[start of Records to use]
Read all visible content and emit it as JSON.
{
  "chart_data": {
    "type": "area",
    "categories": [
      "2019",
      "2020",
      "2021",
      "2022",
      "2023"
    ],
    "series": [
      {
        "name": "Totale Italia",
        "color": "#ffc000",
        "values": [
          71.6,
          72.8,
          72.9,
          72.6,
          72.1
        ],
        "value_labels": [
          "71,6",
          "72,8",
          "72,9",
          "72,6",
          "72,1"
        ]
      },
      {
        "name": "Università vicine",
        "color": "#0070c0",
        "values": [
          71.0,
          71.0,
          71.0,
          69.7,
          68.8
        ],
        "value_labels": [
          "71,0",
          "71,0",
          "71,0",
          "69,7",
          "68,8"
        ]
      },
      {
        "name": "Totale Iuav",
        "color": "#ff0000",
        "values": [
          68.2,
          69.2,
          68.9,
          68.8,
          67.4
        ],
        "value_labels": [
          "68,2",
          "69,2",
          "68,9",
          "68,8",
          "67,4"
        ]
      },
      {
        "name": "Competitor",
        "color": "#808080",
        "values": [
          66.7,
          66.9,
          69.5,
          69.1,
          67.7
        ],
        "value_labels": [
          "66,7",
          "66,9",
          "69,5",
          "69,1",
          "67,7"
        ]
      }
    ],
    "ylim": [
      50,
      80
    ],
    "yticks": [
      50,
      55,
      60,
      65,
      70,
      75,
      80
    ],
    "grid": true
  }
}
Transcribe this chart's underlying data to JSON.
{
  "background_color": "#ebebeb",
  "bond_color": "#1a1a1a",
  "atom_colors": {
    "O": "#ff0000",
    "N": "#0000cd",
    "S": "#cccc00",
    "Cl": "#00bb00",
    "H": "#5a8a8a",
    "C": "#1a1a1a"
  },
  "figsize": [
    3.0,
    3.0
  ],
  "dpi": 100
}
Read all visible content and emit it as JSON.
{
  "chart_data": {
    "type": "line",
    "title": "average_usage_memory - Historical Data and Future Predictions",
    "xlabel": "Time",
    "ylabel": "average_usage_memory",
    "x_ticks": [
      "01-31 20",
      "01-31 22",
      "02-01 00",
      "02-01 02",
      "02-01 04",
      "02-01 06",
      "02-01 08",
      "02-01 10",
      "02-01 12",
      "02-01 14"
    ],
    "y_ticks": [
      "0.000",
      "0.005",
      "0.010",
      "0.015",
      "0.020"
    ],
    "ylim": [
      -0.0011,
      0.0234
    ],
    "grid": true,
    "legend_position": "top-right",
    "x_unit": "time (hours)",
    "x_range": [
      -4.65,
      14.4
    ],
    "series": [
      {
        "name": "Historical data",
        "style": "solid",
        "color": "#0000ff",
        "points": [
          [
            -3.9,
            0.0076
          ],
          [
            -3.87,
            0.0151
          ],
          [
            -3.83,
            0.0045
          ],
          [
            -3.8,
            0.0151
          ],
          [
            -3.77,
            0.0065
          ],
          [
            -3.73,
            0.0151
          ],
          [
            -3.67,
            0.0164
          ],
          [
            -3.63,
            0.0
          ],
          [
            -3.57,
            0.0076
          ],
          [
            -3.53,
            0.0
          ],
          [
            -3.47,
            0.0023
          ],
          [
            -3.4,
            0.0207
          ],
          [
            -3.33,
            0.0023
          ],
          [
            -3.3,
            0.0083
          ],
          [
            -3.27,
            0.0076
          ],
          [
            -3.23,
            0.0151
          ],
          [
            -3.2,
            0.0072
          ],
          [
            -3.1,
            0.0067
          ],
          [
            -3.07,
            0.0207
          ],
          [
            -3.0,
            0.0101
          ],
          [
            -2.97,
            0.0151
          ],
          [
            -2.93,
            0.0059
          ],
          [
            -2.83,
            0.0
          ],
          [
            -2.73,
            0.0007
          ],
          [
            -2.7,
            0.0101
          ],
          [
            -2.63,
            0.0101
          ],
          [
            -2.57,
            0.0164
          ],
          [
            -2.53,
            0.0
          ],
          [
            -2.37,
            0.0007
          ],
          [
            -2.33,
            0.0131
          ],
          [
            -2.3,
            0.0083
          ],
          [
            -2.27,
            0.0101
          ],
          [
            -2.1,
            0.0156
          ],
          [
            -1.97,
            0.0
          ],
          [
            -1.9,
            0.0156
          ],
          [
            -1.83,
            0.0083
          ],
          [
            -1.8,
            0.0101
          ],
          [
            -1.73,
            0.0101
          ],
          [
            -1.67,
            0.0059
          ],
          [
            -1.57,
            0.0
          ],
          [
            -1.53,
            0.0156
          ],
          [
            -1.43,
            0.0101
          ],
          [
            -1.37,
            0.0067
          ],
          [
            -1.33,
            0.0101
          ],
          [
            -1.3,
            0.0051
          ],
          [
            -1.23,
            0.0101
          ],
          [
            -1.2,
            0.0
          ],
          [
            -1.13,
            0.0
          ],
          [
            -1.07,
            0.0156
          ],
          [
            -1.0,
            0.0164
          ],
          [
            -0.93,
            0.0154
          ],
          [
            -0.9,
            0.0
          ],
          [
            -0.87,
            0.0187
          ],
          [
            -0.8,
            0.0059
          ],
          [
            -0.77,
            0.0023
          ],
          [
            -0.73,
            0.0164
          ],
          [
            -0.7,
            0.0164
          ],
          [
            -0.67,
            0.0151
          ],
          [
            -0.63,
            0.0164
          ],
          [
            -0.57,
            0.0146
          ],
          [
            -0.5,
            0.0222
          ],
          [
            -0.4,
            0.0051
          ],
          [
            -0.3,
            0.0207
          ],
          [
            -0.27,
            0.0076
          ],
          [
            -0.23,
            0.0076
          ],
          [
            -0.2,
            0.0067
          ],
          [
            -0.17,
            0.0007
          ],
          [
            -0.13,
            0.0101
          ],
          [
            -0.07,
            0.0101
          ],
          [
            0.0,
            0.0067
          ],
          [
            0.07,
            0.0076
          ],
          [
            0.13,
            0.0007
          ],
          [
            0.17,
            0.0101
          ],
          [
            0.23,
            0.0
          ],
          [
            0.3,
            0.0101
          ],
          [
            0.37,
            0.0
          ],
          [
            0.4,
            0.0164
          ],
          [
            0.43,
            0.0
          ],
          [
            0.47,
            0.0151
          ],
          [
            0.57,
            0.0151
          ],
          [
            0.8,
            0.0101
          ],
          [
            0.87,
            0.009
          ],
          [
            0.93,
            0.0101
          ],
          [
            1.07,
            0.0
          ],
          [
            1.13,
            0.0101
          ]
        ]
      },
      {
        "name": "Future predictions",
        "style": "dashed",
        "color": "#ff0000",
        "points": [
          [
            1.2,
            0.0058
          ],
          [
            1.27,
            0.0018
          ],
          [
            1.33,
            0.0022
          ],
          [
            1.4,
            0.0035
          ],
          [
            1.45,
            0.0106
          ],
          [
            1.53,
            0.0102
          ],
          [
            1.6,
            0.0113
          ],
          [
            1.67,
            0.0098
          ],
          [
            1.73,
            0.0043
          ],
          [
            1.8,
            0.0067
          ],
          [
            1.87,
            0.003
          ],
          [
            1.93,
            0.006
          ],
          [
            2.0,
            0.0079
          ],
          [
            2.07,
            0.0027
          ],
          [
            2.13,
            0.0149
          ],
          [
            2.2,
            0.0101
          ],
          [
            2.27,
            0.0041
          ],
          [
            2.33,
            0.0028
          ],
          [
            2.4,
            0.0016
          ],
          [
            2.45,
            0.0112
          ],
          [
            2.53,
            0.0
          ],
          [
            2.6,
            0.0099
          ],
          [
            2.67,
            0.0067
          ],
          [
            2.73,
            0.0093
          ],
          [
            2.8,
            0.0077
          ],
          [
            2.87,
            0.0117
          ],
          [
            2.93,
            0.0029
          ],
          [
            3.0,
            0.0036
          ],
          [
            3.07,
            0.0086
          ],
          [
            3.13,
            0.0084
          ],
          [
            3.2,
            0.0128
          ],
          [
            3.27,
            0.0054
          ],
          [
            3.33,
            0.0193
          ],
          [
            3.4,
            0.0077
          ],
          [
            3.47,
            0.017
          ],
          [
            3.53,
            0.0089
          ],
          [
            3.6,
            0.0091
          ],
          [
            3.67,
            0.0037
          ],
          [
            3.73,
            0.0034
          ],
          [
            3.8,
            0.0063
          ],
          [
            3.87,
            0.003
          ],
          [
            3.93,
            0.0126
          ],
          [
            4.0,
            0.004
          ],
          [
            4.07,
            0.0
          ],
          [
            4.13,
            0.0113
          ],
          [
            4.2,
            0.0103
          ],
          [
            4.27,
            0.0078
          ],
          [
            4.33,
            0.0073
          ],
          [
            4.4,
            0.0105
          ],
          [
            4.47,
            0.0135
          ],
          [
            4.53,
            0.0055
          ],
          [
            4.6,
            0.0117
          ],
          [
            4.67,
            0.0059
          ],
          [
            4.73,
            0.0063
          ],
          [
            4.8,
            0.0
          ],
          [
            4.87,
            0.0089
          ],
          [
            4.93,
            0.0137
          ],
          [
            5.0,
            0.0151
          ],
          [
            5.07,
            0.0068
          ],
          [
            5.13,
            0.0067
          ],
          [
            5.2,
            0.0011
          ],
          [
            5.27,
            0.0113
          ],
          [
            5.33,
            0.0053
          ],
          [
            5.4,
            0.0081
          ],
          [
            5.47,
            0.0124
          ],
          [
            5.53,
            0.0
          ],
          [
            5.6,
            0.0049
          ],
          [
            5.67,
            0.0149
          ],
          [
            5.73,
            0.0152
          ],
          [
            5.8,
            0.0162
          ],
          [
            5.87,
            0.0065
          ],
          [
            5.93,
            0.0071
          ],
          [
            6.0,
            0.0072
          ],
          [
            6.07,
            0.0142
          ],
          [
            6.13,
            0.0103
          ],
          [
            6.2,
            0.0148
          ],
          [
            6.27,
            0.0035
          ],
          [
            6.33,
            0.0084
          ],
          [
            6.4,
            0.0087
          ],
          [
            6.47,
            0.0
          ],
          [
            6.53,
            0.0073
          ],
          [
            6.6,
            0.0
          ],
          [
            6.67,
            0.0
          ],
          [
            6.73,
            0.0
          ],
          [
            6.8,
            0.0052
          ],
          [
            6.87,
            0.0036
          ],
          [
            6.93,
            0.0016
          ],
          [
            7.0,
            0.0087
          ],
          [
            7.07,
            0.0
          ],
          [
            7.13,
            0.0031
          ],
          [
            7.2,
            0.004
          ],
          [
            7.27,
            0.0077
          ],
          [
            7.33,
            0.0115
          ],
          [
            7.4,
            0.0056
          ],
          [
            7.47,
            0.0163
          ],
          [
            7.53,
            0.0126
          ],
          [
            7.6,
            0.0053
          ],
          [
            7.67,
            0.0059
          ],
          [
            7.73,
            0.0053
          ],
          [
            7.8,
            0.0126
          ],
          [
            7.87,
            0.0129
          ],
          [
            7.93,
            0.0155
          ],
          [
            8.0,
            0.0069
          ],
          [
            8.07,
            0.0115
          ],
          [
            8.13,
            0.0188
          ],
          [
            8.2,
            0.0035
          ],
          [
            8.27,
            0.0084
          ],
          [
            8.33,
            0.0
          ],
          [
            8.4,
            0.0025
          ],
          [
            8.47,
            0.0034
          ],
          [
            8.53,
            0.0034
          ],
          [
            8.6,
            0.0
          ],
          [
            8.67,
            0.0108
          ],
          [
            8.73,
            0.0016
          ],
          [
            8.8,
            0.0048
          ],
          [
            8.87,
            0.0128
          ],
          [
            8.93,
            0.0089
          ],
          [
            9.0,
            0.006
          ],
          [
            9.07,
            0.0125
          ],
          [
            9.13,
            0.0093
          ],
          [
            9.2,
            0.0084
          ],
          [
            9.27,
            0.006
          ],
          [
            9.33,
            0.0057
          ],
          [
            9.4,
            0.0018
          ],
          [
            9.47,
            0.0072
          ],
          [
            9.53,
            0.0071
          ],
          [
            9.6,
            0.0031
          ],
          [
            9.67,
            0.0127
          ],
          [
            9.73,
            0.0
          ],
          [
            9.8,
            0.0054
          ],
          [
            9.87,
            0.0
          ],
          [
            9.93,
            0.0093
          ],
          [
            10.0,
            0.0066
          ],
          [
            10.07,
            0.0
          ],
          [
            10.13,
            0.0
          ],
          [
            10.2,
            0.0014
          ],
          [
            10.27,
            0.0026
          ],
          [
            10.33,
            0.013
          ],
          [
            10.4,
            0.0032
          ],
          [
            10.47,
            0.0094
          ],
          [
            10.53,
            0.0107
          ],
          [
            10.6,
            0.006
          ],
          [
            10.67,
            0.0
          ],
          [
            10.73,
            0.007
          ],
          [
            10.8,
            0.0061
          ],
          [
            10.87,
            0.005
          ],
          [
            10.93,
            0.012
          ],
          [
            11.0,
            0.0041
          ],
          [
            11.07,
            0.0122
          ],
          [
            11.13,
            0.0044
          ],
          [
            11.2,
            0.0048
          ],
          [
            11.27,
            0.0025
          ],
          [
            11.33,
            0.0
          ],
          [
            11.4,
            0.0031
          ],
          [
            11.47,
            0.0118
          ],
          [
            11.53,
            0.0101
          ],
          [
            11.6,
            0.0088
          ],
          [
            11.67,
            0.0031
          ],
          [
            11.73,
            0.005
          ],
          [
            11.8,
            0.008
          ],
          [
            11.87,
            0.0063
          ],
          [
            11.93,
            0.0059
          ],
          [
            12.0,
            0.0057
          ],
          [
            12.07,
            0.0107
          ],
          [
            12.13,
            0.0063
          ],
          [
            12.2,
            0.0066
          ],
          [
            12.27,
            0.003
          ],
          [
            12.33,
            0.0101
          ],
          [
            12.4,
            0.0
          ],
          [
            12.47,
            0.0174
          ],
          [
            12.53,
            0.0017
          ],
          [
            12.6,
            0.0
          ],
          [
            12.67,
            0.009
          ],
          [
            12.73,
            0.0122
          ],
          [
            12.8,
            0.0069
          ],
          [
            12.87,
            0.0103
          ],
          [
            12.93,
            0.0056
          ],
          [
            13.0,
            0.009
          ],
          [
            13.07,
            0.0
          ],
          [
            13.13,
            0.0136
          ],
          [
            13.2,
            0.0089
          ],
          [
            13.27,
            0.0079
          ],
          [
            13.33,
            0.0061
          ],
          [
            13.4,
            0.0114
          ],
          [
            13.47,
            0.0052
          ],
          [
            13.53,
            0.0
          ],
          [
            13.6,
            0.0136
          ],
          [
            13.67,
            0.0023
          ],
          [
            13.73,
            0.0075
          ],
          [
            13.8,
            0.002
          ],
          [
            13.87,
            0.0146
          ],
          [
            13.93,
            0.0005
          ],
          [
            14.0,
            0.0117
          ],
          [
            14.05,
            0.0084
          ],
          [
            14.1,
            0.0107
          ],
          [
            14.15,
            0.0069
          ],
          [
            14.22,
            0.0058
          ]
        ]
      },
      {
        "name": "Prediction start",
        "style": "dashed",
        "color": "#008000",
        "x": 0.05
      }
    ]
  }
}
[end of Records to use]
Aim –
Copy out all lines above that include the string "Totale".

Exercise result –
        "name": "Totale Italia",
        "name": "Totale Iuav",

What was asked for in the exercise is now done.